• **What is needed**
Copy each line below that includes "amarillas".

-- start of Provided data --

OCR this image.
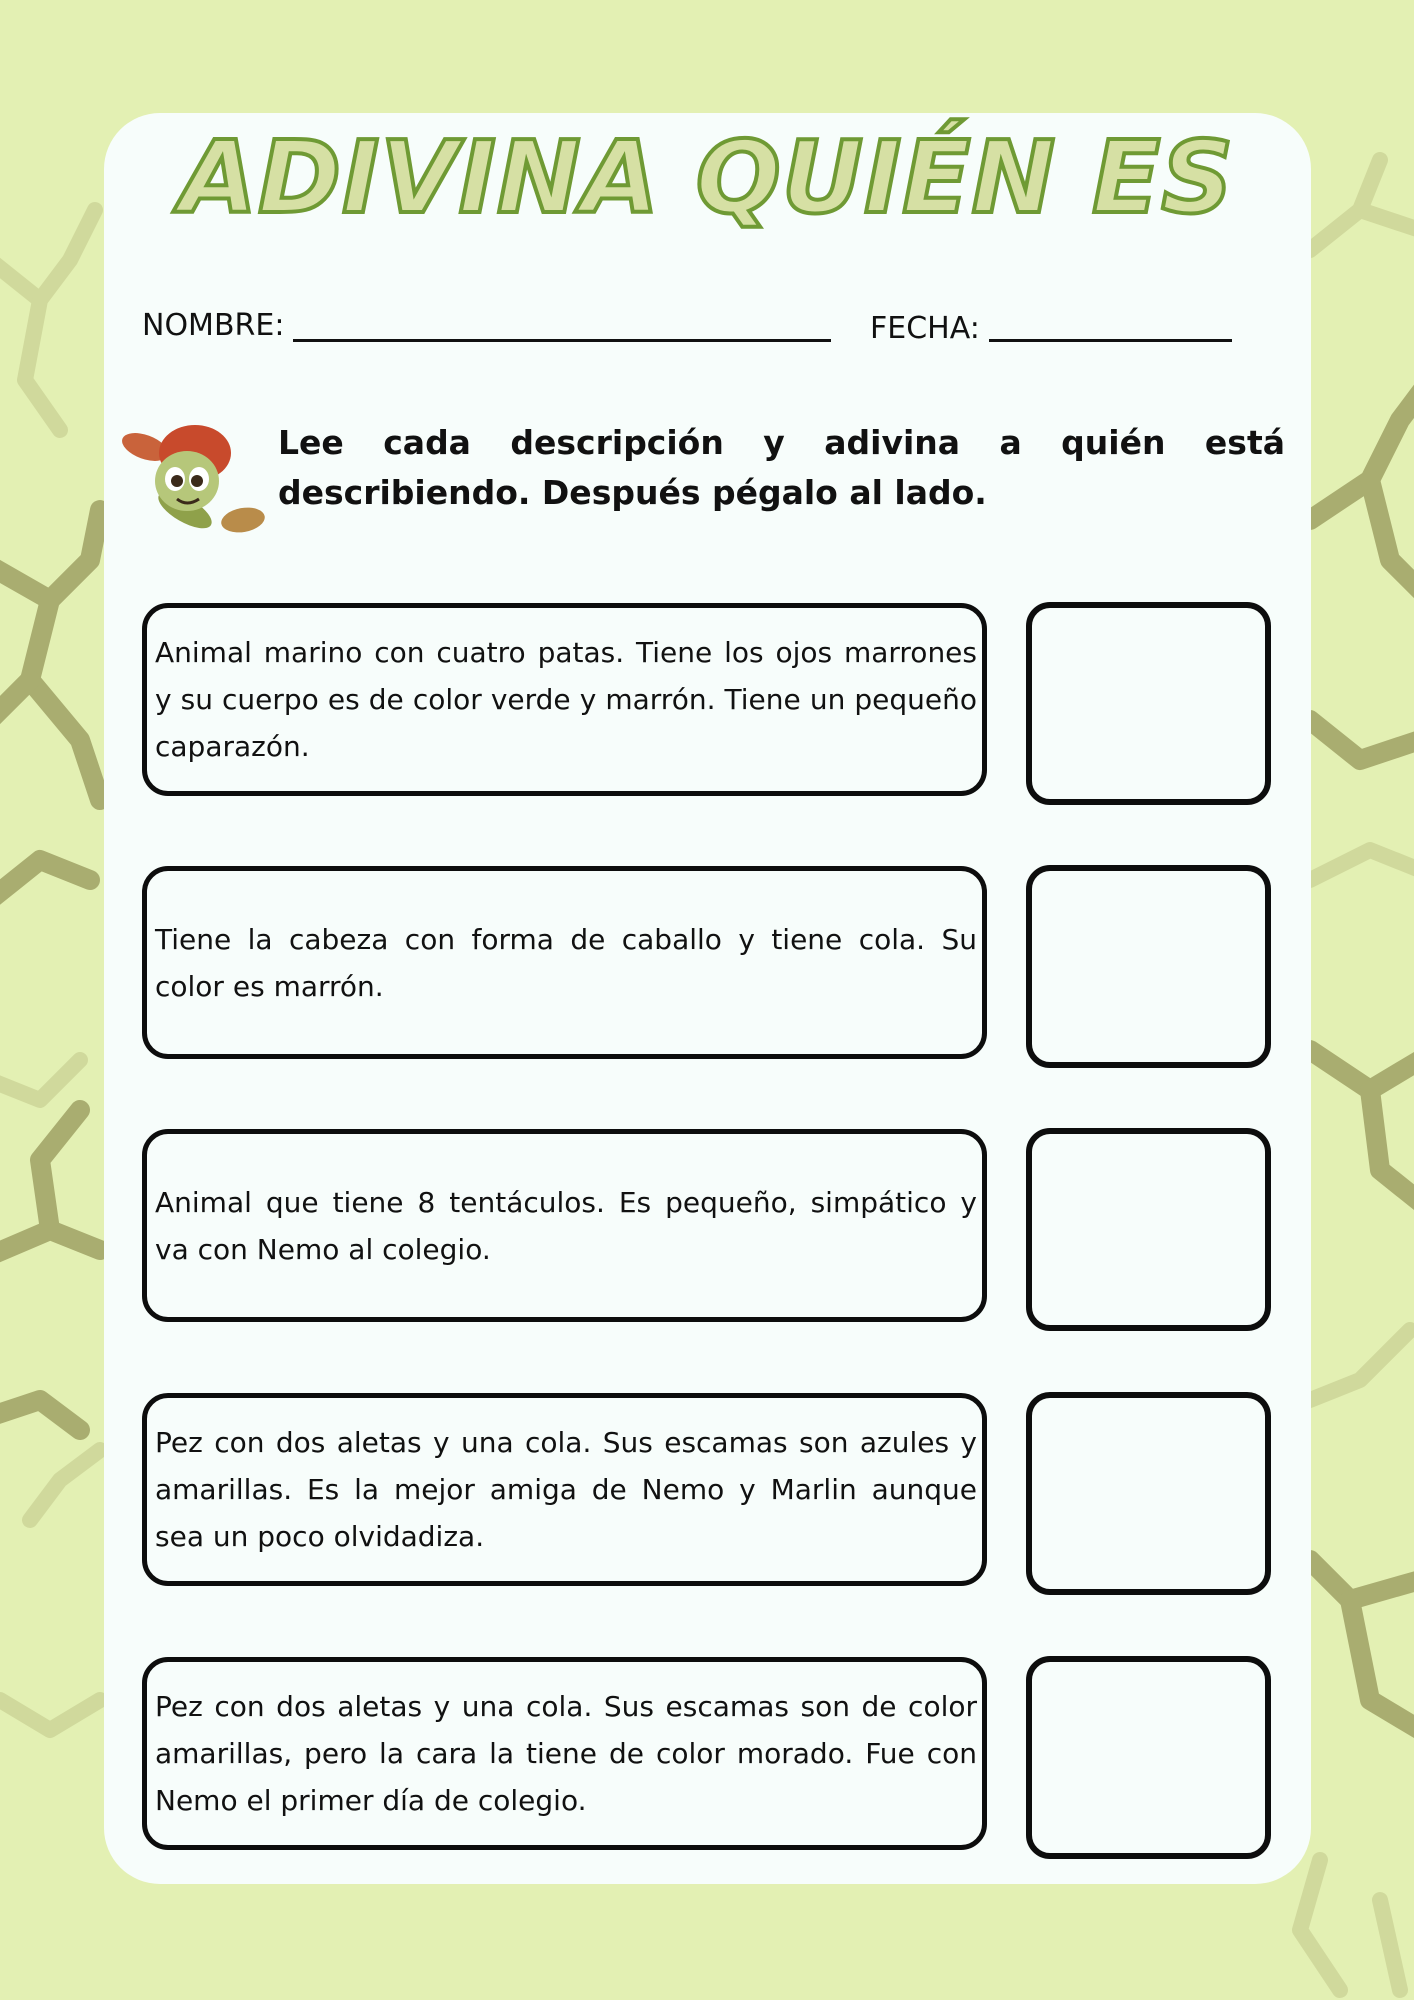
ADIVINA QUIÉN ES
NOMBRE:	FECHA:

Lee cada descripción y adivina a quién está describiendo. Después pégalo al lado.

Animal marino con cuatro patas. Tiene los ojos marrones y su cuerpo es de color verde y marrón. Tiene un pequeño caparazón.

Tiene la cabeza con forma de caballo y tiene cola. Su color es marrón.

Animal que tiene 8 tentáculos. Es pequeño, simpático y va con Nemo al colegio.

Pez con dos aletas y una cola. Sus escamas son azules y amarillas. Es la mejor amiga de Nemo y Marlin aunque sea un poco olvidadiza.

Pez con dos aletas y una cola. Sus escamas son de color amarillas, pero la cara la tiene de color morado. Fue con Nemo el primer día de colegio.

-- end of Provided data --

• **Task solution**
Pez con dos aletas y una cola. Sus escamas son azules y amarillas. Es la mejor amiga de Nemo y Marlin aunque sea un poco olvidadiza.
Pez con dos aletas y una cola. Sus escamas son de color amarillas, pero la cara la tiene de color morado. Fue con Nemo el primer día de colegio.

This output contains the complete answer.